Your goal: Search the records for the line with "Enumerate this screenshot's". Output that line and each line after it, exactly, and stop at the end; omit pictures.

Stored data:
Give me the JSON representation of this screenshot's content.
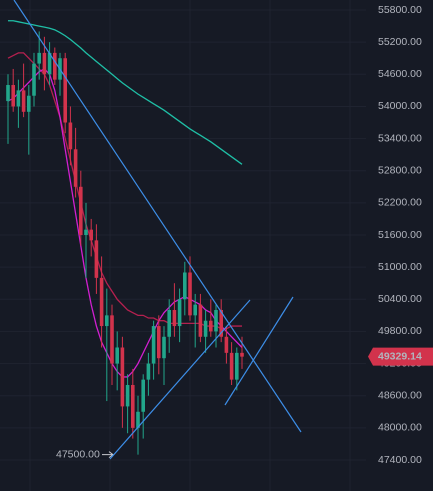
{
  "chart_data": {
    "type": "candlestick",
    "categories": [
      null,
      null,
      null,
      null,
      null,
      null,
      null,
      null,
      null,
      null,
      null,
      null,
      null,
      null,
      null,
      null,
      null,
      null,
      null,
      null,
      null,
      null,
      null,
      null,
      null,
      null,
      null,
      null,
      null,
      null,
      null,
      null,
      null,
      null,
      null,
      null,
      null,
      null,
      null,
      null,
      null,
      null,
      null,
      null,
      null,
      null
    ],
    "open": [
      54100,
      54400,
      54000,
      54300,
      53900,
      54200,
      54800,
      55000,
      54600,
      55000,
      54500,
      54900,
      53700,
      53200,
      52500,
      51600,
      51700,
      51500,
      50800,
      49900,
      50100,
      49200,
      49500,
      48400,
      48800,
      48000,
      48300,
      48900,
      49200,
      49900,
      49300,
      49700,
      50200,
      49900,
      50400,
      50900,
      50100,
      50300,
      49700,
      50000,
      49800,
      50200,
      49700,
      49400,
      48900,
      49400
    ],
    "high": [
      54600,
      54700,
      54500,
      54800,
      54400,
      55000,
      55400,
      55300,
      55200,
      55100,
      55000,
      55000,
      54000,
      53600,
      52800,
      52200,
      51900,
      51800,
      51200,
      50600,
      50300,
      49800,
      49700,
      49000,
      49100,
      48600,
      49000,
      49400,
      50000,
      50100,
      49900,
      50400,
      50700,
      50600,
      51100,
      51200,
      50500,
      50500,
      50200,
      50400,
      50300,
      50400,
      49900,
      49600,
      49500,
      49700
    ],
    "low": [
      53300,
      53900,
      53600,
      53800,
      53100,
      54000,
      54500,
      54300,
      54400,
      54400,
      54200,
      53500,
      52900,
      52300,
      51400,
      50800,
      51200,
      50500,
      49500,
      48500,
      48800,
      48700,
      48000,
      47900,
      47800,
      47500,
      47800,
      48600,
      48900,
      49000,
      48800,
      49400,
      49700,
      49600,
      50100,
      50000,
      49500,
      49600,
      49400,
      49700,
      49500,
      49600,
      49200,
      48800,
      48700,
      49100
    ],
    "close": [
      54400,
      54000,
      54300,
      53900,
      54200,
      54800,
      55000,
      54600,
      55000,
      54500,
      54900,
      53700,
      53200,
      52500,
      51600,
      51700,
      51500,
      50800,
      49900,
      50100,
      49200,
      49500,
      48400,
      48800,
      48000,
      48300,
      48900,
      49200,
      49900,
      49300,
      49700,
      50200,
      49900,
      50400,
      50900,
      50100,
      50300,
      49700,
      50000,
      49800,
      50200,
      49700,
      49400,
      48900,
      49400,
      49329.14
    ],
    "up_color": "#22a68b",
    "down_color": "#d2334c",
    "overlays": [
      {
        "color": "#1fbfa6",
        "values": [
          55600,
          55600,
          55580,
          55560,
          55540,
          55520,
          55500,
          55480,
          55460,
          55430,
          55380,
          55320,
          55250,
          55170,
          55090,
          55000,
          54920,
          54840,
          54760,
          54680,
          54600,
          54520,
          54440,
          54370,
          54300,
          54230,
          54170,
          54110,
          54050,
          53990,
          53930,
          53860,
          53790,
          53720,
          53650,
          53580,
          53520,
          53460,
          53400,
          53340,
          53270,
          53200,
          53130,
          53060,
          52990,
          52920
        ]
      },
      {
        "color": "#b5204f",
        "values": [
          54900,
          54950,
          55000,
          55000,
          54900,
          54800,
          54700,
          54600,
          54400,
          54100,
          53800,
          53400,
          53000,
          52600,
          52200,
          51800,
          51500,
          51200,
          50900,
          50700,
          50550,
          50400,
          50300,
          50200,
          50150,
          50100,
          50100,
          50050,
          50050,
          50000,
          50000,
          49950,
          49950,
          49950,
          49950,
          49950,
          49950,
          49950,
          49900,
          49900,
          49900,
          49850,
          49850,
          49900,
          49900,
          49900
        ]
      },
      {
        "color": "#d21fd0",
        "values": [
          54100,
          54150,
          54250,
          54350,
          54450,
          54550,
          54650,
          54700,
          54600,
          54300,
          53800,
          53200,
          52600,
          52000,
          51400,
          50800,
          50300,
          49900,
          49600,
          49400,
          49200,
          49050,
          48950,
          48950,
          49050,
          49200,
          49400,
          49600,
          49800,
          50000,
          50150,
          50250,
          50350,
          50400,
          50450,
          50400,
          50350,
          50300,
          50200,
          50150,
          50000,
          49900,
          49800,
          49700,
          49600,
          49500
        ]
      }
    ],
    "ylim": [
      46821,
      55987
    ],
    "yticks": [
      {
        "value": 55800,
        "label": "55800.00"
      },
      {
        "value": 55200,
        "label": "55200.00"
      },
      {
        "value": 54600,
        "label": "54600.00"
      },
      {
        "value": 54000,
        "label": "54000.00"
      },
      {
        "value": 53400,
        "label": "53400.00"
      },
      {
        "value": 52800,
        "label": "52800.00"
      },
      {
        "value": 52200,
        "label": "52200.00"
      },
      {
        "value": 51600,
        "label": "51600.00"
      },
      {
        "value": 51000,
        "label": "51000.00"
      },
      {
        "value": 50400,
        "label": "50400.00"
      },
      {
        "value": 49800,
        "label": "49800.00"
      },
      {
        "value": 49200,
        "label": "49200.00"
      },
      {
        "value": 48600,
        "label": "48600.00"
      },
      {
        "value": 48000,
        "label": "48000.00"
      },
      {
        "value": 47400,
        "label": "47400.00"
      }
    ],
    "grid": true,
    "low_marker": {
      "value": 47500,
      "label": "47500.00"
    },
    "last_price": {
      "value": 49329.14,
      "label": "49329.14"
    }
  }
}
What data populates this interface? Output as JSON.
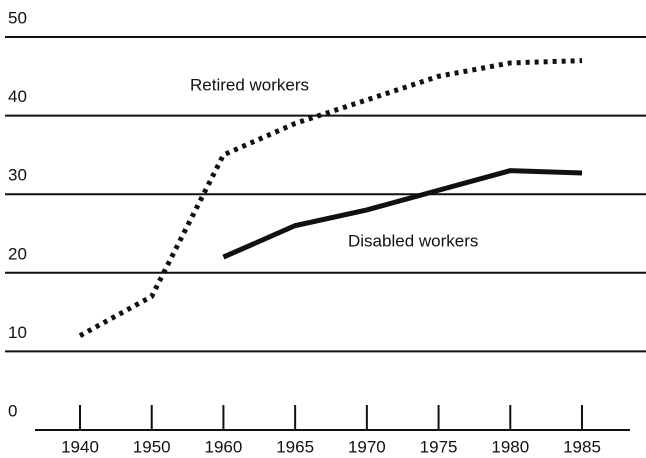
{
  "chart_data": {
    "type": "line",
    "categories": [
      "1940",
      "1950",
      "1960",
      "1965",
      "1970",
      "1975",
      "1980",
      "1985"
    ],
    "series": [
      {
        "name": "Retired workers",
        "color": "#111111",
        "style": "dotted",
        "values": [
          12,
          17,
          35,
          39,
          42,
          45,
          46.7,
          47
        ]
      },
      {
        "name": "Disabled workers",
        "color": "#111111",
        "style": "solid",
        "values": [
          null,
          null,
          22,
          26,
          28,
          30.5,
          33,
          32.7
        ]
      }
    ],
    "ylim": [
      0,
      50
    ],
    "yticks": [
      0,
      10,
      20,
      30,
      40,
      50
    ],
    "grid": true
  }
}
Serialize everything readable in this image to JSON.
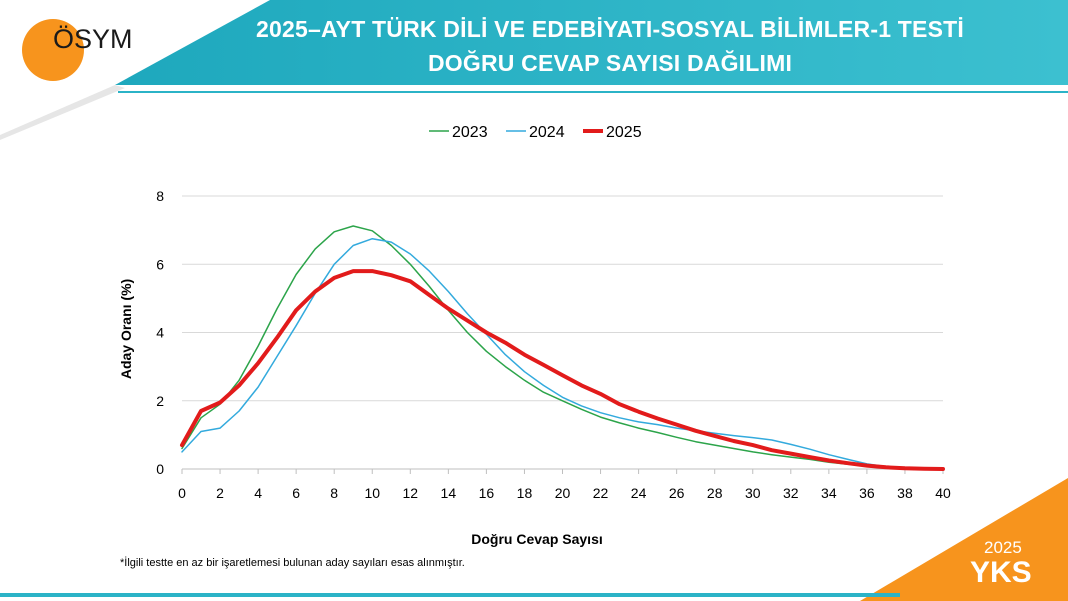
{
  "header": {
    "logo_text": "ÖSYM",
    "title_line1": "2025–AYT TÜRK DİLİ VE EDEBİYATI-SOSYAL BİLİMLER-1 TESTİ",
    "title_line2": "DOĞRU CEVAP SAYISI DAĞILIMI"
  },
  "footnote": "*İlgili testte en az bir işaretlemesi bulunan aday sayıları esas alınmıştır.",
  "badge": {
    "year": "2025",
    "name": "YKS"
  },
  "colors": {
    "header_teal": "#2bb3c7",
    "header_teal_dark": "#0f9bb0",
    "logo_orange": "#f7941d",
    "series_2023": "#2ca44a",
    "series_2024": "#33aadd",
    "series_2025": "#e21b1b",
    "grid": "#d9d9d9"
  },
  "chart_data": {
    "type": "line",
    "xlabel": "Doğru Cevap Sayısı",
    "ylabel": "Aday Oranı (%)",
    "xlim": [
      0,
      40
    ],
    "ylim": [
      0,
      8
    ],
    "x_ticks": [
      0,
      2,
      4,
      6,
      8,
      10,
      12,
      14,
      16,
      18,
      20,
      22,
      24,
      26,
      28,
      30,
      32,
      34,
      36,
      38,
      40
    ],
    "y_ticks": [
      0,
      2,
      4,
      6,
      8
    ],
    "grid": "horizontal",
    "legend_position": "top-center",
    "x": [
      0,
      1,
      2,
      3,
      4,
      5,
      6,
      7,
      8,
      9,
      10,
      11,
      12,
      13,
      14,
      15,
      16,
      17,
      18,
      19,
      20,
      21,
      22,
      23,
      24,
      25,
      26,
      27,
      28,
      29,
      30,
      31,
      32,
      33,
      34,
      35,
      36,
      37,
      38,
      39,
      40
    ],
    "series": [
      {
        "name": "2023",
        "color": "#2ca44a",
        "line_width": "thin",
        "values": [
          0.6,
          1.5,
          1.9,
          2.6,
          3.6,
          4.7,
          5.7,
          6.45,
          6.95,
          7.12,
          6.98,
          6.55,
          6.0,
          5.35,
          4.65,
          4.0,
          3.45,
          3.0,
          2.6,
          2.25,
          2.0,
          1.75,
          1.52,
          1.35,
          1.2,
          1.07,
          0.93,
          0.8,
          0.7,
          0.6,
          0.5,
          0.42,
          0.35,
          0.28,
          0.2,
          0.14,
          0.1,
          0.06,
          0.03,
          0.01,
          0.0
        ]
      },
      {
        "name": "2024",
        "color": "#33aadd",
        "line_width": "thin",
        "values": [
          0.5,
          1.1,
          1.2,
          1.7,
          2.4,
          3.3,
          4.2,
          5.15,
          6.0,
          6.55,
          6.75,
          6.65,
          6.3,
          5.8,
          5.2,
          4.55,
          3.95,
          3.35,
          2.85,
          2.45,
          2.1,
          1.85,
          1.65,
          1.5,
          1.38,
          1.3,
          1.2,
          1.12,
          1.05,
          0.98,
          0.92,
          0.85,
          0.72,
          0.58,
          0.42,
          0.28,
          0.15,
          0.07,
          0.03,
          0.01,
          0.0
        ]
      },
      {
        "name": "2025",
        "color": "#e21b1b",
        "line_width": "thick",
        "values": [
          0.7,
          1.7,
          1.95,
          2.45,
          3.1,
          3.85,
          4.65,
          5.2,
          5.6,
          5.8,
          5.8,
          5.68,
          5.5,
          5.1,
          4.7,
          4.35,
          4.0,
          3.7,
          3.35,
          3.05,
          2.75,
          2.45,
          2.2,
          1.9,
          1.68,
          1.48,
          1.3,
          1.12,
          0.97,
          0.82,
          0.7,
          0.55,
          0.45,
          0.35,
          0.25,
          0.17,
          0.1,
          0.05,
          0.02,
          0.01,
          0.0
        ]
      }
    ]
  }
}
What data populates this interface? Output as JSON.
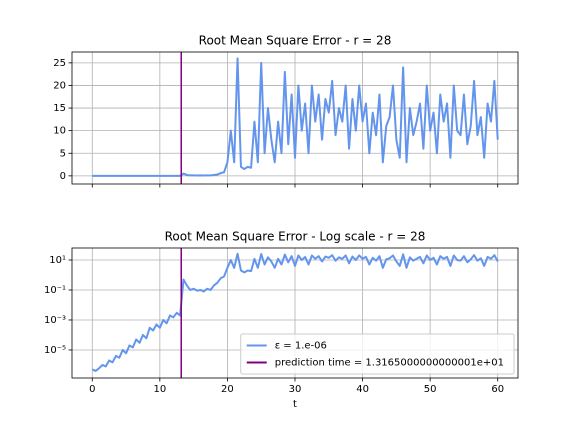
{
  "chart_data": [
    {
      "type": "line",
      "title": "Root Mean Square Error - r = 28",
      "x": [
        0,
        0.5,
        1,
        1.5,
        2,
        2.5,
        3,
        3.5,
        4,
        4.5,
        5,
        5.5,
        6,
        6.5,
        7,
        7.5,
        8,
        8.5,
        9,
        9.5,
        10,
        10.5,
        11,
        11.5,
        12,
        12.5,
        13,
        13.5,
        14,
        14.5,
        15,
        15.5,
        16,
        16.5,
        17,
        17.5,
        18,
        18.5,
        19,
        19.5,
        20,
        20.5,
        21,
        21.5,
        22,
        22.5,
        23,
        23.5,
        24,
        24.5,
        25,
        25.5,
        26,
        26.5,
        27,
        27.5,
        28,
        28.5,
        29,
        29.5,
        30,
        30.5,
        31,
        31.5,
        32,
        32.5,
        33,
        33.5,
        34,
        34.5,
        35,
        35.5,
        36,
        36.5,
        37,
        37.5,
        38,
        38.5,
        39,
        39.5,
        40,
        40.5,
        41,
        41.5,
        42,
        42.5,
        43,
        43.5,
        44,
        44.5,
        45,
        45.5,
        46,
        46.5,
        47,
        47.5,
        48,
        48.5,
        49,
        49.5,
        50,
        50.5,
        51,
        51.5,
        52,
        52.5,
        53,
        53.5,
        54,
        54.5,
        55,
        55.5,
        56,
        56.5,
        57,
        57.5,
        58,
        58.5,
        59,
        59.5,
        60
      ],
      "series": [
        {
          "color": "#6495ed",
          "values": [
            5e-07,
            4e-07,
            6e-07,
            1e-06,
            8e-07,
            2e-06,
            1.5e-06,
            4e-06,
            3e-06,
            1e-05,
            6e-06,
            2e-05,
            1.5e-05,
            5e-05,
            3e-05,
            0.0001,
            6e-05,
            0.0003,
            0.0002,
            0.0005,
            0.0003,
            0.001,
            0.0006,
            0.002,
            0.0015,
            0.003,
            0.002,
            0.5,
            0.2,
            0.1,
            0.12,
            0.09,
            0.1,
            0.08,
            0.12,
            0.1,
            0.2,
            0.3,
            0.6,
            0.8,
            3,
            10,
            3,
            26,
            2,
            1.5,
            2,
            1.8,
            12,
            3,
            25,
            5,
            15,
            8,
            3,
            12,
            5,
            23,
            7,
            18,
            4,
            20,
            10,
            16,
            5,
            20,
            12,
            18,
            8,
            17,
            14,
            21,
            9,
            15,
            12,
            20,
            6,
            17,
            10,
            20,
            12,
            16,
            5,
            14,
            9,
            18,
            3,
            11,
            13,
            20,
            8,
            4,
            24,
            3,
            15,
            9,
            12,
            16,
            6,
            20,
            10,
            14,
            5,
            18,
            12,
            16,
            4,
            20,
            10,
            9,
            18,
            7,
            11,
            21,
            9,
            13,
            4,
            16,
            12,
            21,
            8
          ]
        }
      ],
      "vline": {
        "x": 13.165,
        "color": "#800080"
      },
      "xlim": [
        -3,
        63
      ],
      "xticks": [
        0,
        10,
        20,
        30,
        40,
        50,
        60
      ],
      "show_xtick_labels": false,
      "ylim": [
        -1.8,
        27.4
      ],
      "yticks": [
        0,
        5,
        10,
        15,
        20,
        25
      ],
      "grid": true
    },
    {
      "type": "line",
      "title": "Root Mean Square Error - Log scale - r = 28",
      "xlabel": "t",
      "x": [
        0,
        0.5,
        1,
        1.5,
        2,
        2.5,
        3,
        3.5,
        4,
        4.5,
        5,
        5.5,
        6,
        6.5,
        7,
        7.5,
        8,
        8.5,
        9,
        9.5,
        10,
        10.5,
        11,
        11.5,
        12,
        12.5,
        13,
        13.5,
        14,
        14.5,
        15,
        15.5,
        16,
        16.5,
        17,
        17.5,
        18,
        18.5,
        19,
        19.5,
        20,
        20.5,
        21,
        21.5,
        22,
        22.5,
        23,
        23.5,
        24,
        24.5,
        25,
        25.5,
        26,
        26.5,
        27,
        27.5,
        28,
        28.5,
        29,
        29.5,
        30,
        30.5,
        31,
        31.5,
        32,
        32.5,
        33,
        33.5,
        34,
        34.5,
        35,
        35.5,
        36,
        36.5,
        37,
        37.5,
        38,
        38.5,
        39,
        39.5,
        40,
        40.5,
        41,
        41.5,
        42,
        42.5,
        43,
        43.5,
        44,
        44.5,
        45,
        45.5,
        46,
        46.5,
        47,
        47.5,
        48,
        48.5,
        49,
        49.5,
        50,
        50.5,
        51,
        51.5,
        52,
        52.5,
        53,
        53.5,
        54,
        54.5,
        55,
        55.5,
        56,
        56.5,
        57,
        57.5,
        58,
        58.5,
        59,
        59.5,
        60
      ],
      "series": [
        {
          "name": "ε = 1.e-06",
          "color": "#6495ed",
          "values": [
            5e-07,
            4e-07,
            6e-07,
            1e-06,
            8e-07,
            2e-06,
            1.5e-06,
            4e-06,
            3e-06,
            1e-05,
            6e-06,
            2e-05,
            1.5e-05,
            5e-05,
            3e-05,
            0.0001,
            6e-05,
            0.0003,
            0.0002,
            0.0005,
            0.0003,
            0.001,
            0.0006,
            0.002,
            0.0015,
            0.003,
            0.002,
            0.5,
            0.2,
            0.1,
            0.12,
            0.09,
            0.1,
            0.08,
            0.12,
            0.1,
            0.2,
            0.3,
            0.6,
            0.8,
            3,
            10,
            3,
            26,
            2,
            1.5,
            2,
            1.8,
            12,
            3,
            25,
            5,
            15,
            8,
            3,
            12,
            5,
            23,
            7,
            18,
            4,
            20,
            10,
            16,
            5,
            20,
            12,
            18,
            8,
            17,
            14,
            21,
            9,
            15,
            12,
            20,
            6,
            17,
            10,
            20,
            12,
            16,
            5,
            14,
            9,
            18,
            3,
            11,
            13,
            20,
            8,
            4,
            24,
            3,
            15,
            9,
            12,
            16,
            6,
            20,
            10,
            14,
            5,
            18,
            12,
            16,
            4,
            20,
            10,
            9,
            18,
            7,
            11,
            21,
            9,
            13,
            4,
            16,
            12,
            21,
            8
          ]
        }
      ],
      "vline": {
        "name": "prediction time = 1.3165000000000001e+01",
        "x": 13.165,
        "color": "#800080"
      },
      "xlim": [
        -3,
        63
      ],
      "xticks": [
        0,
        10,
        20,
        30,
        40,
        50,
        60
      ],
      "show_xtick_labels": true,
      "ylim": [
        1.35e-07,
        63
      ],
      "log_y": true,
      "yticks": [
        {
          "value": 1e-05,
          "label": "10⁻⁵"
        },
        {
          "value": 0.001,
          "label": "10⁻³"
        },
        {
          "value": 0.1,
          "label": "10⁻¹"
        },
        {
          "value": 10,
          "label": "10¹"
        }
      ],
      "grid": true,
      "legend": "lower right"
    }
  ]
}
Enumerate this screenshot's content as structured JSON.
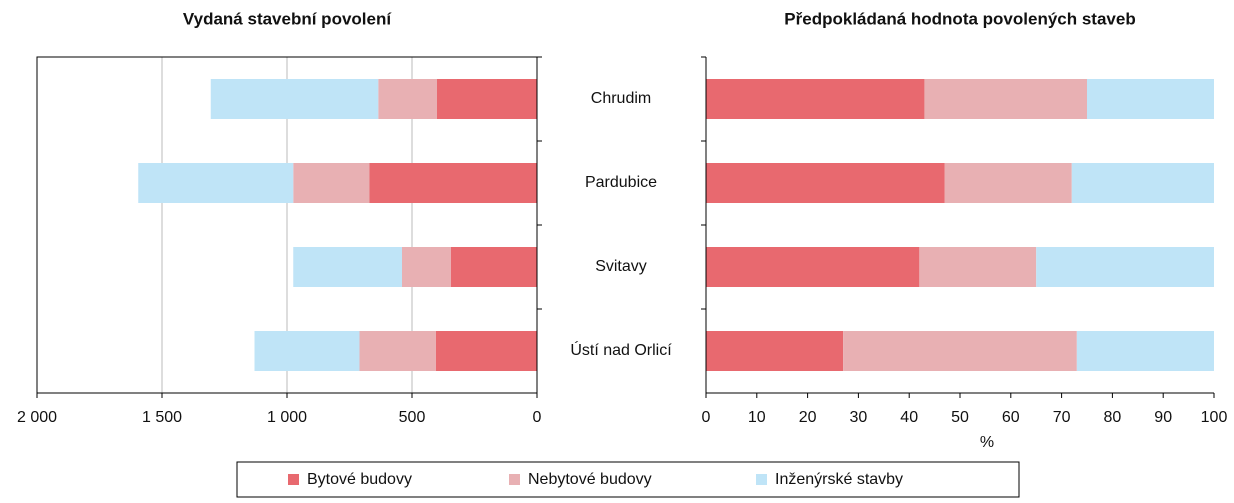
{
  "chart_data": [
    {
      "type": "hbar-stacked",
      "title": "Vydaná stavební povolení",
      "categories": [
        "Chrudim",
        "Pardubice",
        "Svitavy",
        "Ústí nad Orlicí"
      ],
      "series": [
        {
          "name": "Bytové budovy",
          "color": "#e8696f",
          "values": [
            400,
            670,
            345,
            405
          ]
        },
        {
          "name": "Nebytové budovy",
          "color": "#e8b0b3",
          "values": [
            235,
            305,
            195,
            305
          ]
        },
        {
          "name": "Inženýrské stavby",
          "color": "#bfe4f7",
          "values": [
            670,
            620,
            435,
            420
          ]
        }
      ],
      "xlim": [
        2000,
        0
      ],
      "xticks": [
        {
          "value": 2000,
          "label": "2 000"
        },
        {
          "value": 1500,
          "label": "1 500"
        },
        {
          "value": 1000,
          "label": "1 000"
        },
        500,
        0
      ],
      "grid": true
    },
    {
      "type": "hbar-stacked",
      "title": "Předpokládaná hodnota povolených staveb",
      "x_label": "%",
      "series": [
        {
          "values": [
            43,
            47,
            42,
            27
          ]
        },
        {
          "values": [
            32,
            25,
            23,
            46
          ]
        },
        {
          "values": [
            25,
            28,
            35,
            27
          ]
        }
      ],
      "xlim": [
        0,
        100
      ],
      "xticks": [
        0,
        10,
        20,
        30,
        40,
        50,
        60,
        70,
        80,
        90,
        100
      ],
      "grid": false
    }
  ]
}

Complete response:
Enumerate this screenshot's content as structured JSON.
{
  "chart_data": [
    {
      "type": "hbar-stacked",
      "title": "Vydaná stavební povolení",
      "categories": [
        "Chrudim",
        "Pardubice",
        "Svitavy",
        "Ústí nad Orlicí"
      ],
      "series": [
        {
          "name": "Bytové budovy",
          "color": "#e8696f",
          "values": [
            400,
            670,
            345,
            405
          ]
        },
        {
          "name": "Nebytové budovy",
          "color": "#e8b0b3",
          "values": [
            235,
            305,
            195,
            305
          ]
        },
        {
          "name": "Inženýrské stavby",
          "color": "#bfe4f7",
          "values": [
            670,
            620,
            435,
            420
          ]
        }
      ],
      "xlim": [
        2000,
        0
      ],
      "xticks": [
        {
          "value": 2000,
          "label": "2 000"
        },
        {
          "value": 1500,
          "label": "1 500"
        },
        {
          "value": 1000,
          "label": "1 000"
        },
        500,
        0
      ],
      "grid": true
    },
    {
      "type": "hbar-stacked",
      "title": "Předpokládaná hodnota povolených staveb",
      "x_label": "%",
      "series": [
        {
          "values": [
            43,
            47,
            42,
            27
          ]
        },
        {
          "values": [
            32,
            25,
            23,
            46
          ]
        },
        {
          "values": [
            25,
            28,
            35,
            27
          ]
        }
      ],
      "xlim": [
        0,
        100
      ],
      "xticks": [
        0,
        10,
        20,
        30,
        40,
        50,
        60,
        70,
        80,
        90,
        100
      ],
      "grid": false
    }
  ]
}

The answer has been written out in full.